_THE TASK_
Transcribe the lines below verbatim, skipping the images.

Dataset records:

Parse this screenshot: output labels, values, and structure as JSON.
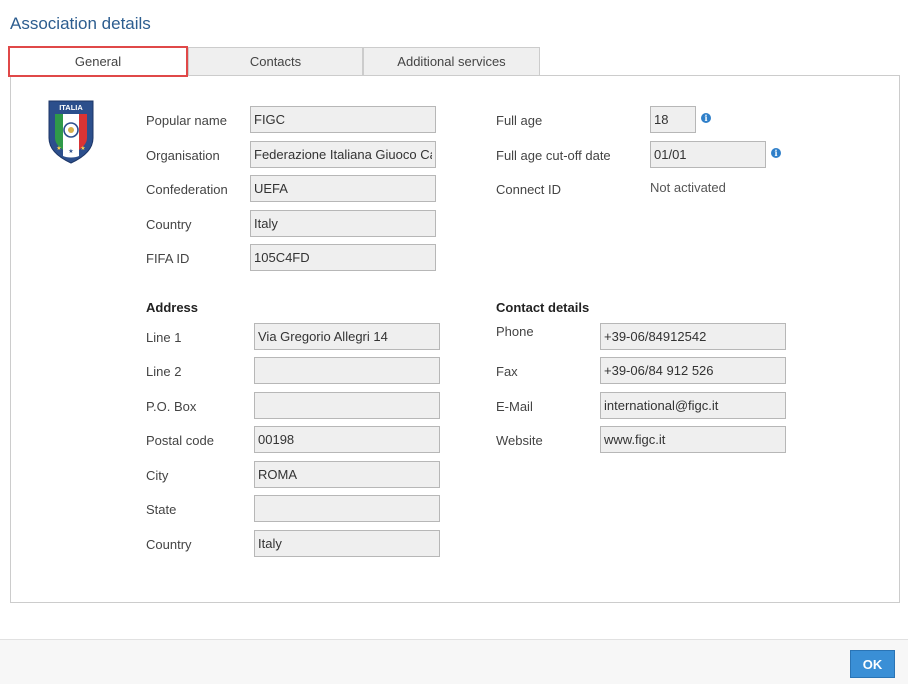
{
  "dialog": {
    "title": "Association details"
  },
  "tabs": [
    {
      "label": "General",
      "active": true
    },
    {
      "label": "Contacts",
      "active": false
    },
    {
      "label": "Additional services",
      "active": false
    }
  ],
  "crest": {
    "icon": "figc-italia-crest",
    "text": "ITALIA"
  },
  "general": {
    "popular_name": {
      "label": "Popular name",
      "value": "FIGC"
    },
    "organisation": {
      "label": "Organisation",
      "value": "Federazione Italiana Giuoco Calcio"
    },
    "confederation": {
      "label": "Confederation",
      "value": "UEFA"
    },
    "country": {
      "label": "Country",
      "value": "Italy"
    },
    "fifa_id": {
      "label": "FIFA ID",
      "value": "105C4FD"
    },
    "full_age": {
      "label": "Full age",
      "value": "18"
    },
    "full_age_cutoff": {
      "label": "Full age cut-off date",
      "value": "01/01"
    },
    "connect_id": {
      "label": "Connect ID",
      "value": "Not activated"
    }
  },
  "address": {
    "title": "Address",
    "line1": {
      "label": "Line 1",
      "value": "Via Gregorio Allegri 14"
    },
    "line2": {
      "label": "Line 2",
      "value": ""
    },
    "po_box": {
      "label": "P.O. Box",
      "value": ""
    },
    "postal_code": {
      "label": "Postal code",
      "value": "00198"
    },
    "city": {
      "label": "City",
      "value": "ROMA"
    },
    "state": {
      "label": "State",
      "value": ""
    },
    "country": {
      "label": "Country",
      "value": "Italy"
    }
  },
  "contact": {
    "title": "Contact details",
    "phone": {
      "label": "Phone",
      "value": "+39-06/84912542"
    },
    "fax": {
      "label": "Fax",
      "value": "+39-06/84 912 526"
    },
    "email": {
      "label": "E-Mail",
      "value": "international@figc.it"
    },
    "website": {
      "label": "Website",
      "value": "www.figc.it"
    }
  },
  "footer": {
    "ok_label": "OK"
  },
  "icons": {
    "info": "info-icon"
  },
  "colors": {
    "title": "#2c5d8f",
    "active_tab_border": "#e04848",
    "ok_button": "#3a8fd6",
    "info_icon": "#2f7fc9",
    "field_bg": "#efefef"
  }
}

_THE ANSWER_
Parse this screenshot: output labels, values, and structure as JSON.
{
  "dialog": {
    "title": "Association details"
  },
  "tabs": [
    {
      "label": "General",
      "active": true
    },
    {
      "label": "Contacts",
      "active": false
    },
    {
      "label": "Additional services",
      "active": false
    }
  ],
  "crest": {
    "icon": "figc-italia-crest",
    "text": "ITALIA"
  },
  "general": {
    "popular_name": {
      "label": "Popular name",
      "value": "FIGC"
    },
    "organisation": {
      "label": "Organisation",
      "value": "Federazione Italiana Giuoco Calcio"
    },
    "confederation": {
      "label": "Confederation",
      "value": "UEFA"
    },
    "country": {
      "label": "Country",
      "value": "Italy"
    },
    "fifa_id": {
      "label": "FIFA ID",
      "value": "105C4FD"
    },
    "full_age": {
      "label": "Full age",
      "value": "18"
    },
    "full_age_cutoff": {
      "label": "Full age cut-off date",
      "value": "01/01"
    },
    "connect_id": {
      "label": "Connect ID",
      "value": "Not activated"
    }
  },
  "address": {
    "title": "Address",
    "line1": {
      "label": "Line 1",
      "value": "Via Gregorio Allegri 14"
    },
    "line2": {
      "label": "Line 2",
      "value": ""
    },
    "po_box": {
      "label": "P.O. Box",
      "value": ""
    },
    "postal_code": {
      "label": "Postal code",
      "value": "00198"
    },
    "city": {
      "label": "City",
      "value": "ROMA"
    },
    "state": {
      "label": "State",
      "value": ""
    },
    "country": {
      "label": "Country",
      "value": "Italy"
    }
  },
  "contact": {
    "title": "Contact details",
    "phone": {
      "label": "Phone",
      "value": "+39-06/84912542"
    },
    "fax": {
      "label": "Fax",
      "value": "+39-06/84 912 526"
    },
    "email": {
      "label": "E-Mail",
      "value": "international@figc.it"
    },
    "website": {
      "label": "Website",
      "value": "www.figc.it"
    }
  },
  "footer": {
    "ok_label": "OK"
  },
  "icons": {
    "info": "info-icon"
  },
  "colors": {
    "title": "#2c5d8f",
    "active_tab_border": "#e04848",
    "ok_button": "#3a8fd6",
    "info_icon": "#2f7fc9",
    "field_bg": "#efefef"
  }
}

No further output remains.